Read the lines of the data below and retrieve those with "research".
━━━
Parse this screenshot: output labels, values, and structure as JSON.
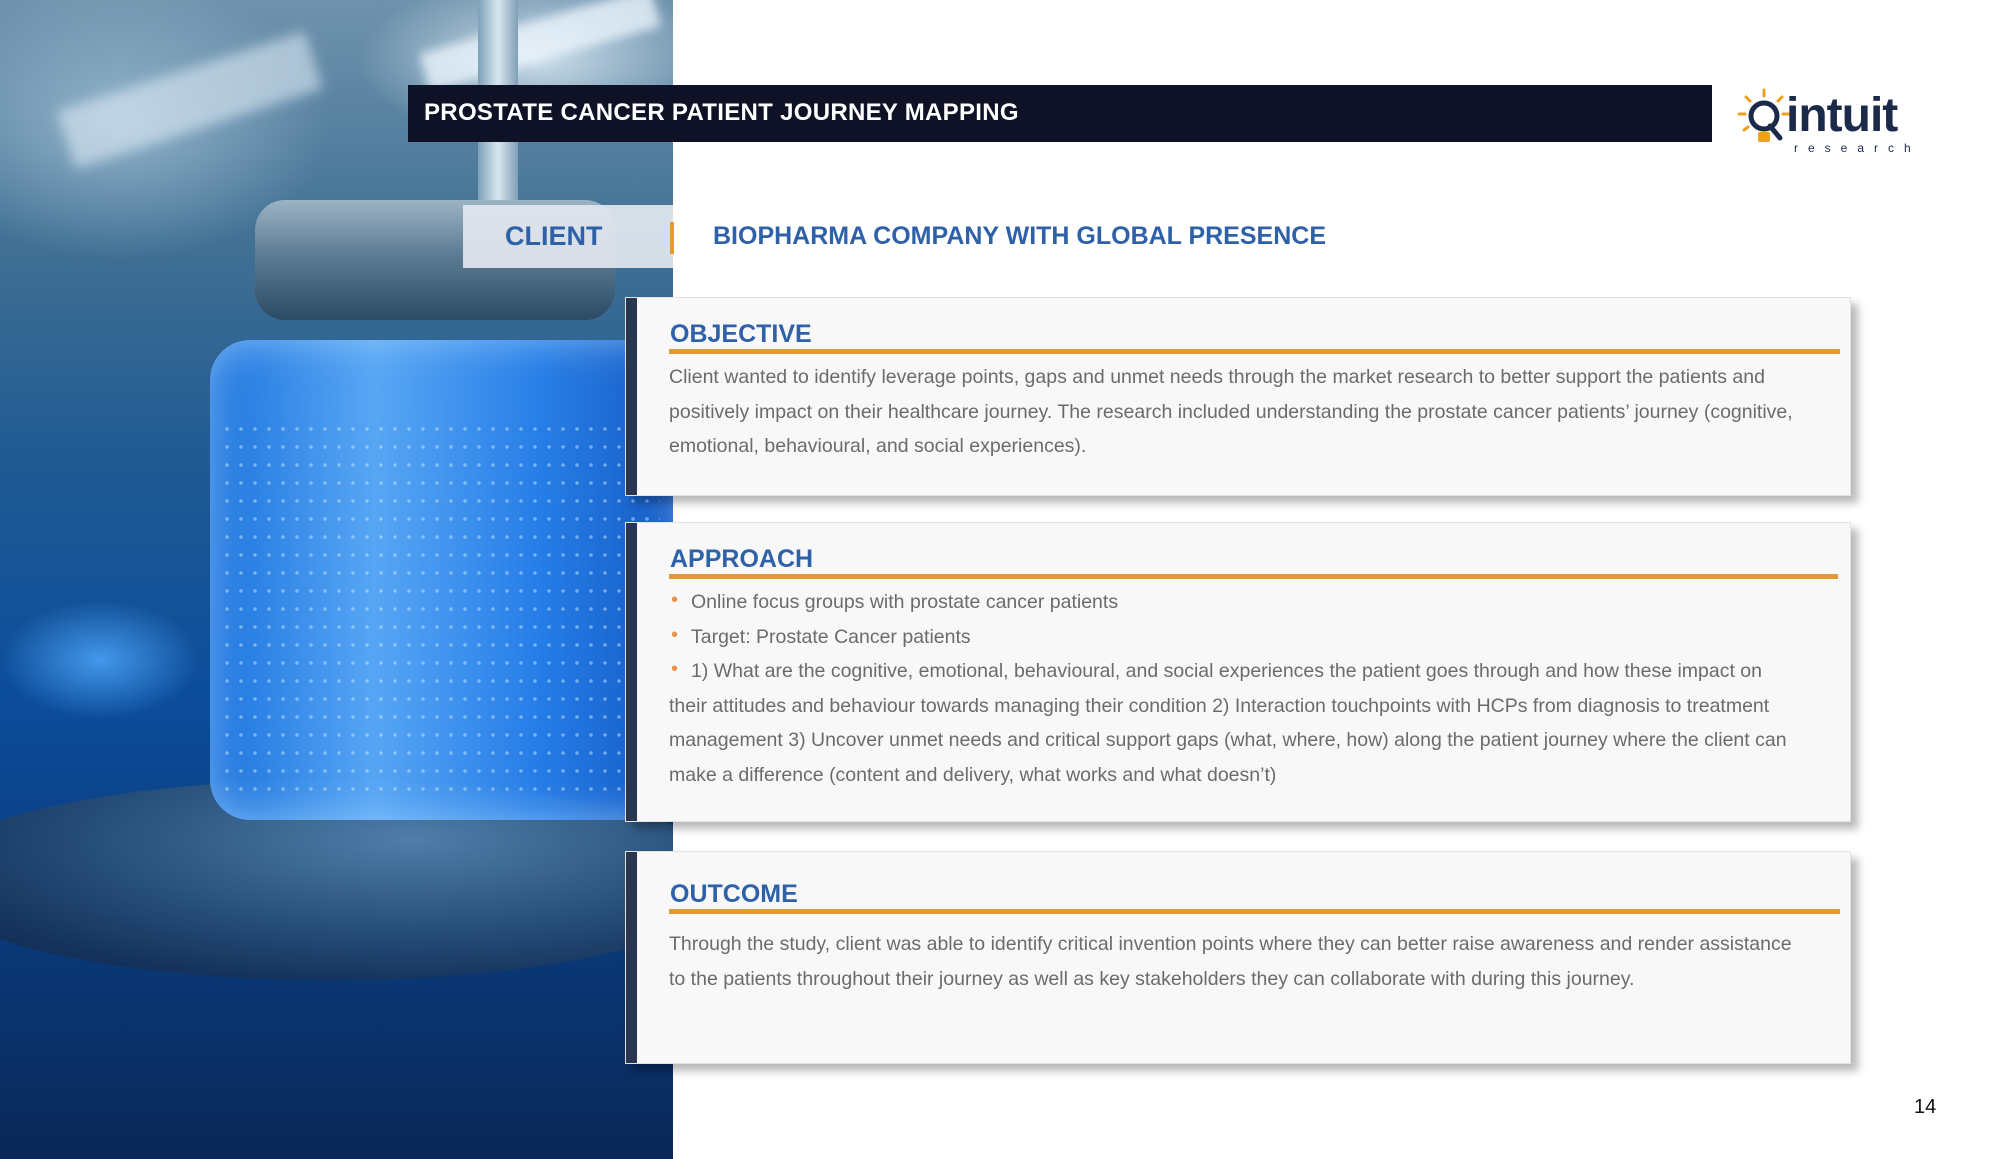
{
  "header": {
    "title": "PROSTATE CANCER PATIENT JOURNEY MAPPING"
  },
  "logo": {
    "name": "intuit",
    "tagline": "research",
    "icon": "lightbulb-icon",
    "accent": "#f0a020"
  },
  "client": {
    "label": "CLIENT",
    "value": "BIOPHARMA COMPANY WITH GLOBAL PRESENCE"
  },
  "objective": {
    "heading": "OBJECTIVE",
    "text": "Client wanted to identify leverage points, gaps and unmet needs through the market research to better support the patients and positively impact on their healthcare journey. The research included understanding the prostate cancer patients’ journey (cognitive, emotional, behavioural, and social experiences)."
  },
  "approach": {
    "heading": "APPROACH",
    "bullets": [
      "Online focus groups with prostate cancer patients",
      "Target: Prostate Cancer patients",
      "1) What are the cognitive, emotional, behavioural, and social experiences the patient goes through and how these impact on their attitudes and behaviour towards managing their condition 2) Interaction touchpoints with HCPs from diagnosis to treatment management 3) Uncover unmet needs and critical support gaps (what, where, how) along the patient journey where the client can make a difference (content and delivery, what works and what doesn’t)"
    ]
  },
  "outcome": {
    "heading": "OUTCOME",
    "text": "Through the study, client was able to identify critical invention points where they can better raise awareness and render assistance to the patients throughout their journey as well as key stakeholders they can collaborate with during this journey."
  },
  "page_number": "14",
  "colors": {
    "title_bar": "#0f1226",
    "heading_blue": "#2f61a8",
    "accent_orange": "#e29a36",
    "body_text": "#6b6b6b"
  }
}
━━━
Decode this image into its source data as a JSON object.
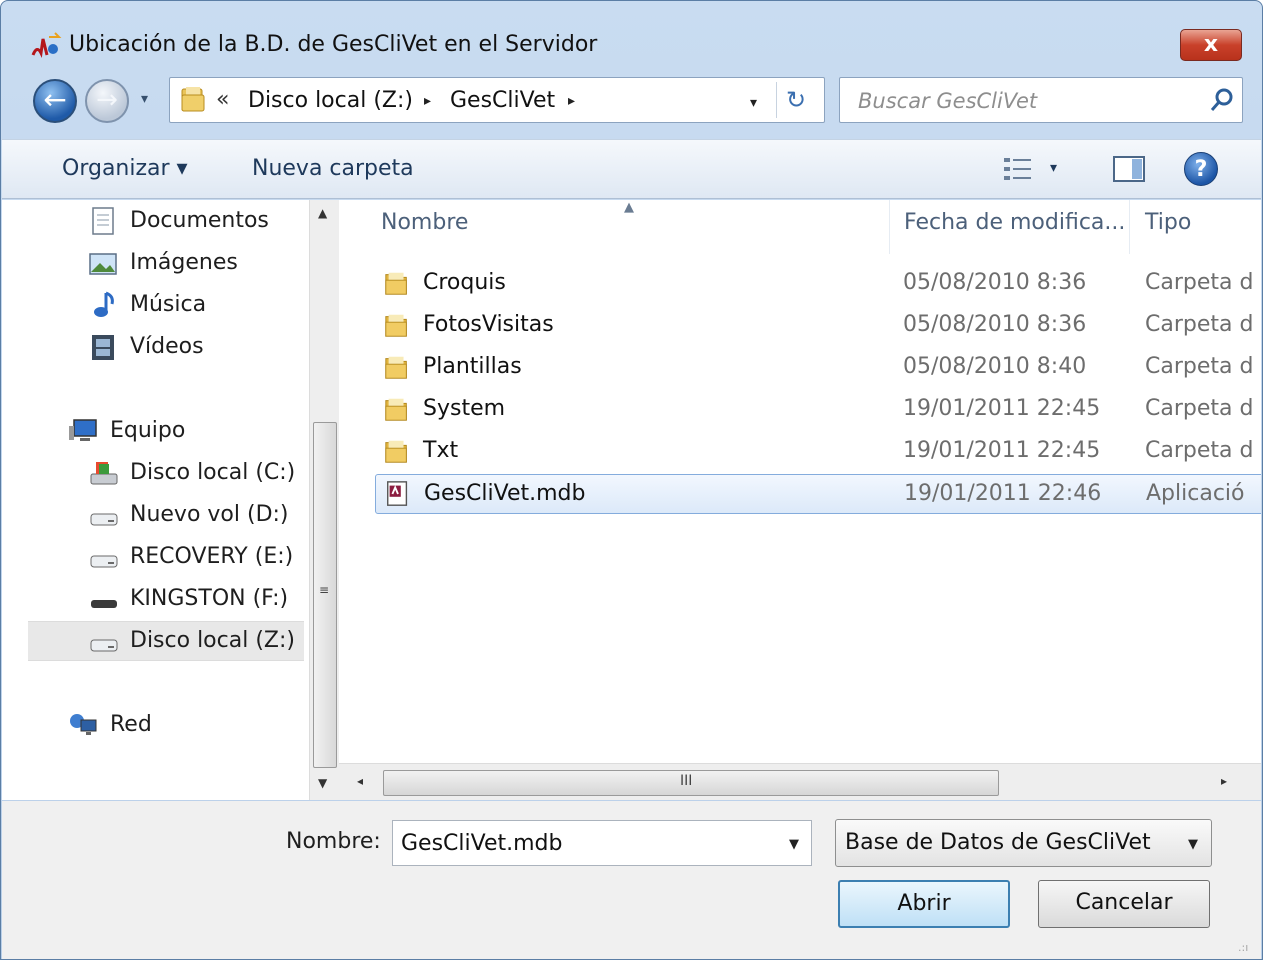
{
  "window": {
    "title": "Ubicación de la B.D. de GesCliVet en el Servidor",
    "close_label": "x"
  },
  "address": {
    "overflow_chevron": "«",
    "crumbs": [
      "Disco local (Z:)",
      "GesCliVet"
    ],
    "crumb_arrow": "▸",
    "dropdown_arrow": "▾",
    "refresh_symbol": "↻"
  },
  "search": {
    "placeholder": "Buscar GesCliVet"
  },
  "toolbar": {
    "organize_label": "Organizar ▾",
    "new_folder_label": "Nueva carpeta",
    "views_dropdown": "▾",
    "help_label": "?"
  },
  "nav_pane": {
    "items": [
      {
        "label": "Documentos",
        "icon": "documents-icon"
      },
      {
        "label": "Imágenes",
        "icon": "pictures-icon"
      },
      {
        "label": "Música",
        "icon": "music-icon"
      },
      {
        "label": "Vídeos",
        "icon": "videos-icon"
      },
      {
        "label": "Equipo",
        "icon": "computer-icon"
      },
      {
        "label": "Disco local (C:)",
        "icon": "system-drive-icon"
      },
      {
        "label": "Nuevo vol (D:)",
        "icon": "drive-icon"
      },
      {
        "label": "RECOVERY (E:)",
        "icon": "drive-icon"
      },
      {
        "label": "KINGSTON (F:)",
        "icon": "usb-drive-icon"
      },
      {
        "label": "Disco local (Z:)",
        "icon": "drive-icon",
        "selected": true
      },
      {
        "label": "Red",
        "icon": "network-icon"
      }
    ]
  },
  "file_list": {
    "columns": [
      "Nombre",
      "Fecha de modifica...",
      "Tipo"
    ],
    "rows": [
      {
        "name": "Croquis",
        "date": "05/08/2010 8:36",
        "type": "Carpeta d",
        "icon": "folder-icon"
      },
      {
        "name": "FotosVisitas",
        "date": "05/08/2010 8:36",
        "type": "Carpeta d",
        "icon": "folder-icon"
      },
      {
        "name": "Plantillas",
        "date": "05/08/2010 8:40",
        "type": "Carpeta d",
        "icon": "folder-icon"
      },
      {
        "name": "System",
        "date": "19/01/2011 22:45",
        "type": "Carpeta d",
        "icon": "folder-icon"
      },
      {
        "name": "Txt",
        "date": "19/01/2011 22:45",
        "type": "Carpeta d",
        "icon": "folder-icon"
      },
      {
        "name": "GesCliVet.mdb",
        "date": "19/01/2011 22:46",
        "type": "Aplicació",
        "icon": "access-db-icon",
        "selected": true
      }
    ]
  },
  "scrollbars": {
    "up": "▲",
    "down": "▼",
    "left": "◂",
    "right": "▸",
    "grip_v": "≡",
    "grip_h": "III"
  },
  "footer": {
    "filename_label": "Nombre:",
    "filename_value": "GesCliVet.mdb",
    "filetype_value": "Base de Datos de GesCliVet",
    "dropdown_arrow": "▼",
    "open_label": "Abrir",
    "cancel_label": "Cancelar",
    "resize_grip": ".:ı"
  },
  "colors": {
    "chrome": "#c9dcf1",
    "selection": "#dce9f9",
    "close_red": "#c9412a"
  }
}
━━━
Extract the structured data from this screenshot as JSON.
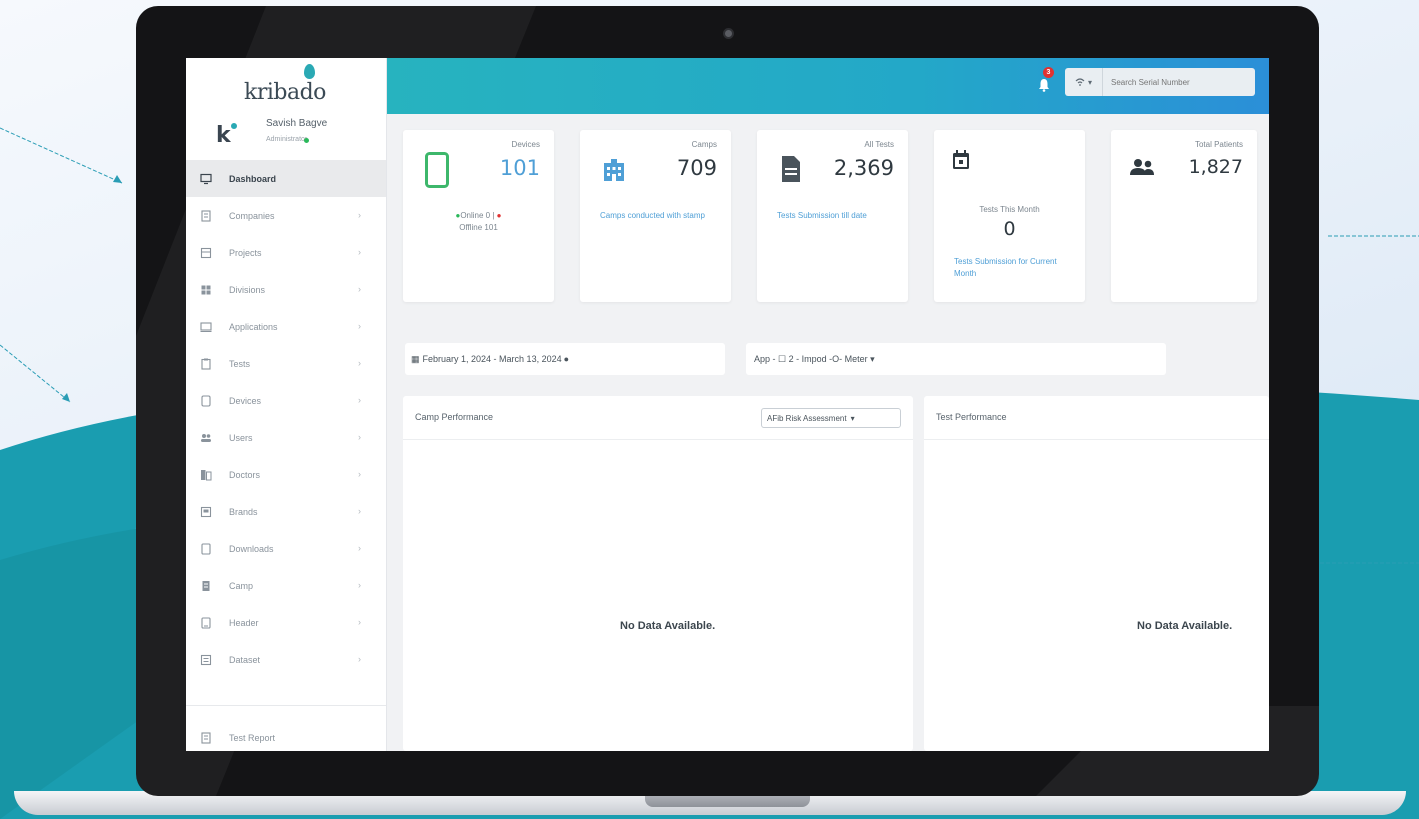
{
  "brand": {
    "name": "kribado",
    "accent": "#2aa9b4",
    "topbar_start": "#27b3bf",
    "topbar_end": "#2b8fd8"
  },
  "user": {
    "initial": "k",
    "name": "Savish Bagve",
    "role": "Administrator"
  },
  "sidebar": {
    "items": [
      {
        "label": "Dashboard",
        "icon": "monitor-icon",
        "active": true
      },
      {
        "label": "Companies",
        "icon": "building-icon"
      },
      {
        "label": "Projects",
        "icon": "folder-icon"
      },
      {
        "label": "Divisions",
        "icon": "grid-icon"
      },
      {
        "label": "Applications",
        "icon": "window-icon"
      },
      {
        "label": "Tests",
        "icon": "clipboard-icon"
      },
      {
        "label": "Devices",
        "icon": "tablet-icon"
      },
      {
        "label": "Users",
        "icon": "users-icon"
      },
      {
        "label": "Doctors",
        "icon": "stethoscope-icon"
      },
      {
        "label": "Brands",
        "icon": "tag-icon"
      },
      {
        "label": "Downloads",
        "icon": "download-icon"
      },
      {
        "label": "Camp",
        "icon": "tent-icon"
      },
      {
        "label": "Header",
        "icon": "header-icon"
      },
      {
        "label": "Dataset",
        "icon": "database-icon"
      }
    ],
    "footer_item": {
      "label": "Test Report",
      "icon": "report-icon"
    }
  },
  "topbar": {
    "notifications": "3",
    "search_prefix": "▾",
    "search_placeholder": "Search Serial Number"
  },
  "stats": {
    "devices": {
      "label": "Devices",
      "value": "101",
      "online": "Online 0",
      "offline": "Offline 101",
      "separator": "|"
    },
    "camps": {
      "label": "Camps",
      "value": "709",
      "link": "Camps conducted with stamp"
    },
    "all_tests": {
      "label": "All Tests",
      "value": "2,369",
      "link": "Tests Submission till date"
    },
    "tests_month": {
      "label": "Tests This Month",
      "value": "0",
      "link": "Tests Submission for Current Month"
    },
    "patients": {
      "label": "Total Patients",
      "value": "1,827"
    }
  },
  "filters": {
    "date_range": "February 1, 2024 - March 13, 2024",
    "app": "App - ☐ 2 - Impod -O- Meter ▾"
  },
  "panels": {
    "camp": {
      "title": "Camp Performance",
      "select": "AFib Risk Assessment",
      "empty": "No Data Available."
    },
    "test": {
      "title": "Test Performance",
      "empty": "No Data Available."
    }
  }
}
━━━
• RESULT OF THIS TASK
    "tagline": "research",
    "text": "Client wanted to identify leverage points, gaps and unmet needs through the market research to better support the patients and positively impact on their healthcare journey. The research included understanding the prostate cancer patients’ journey (cognitive, emotional, behavioural, and social experiences)."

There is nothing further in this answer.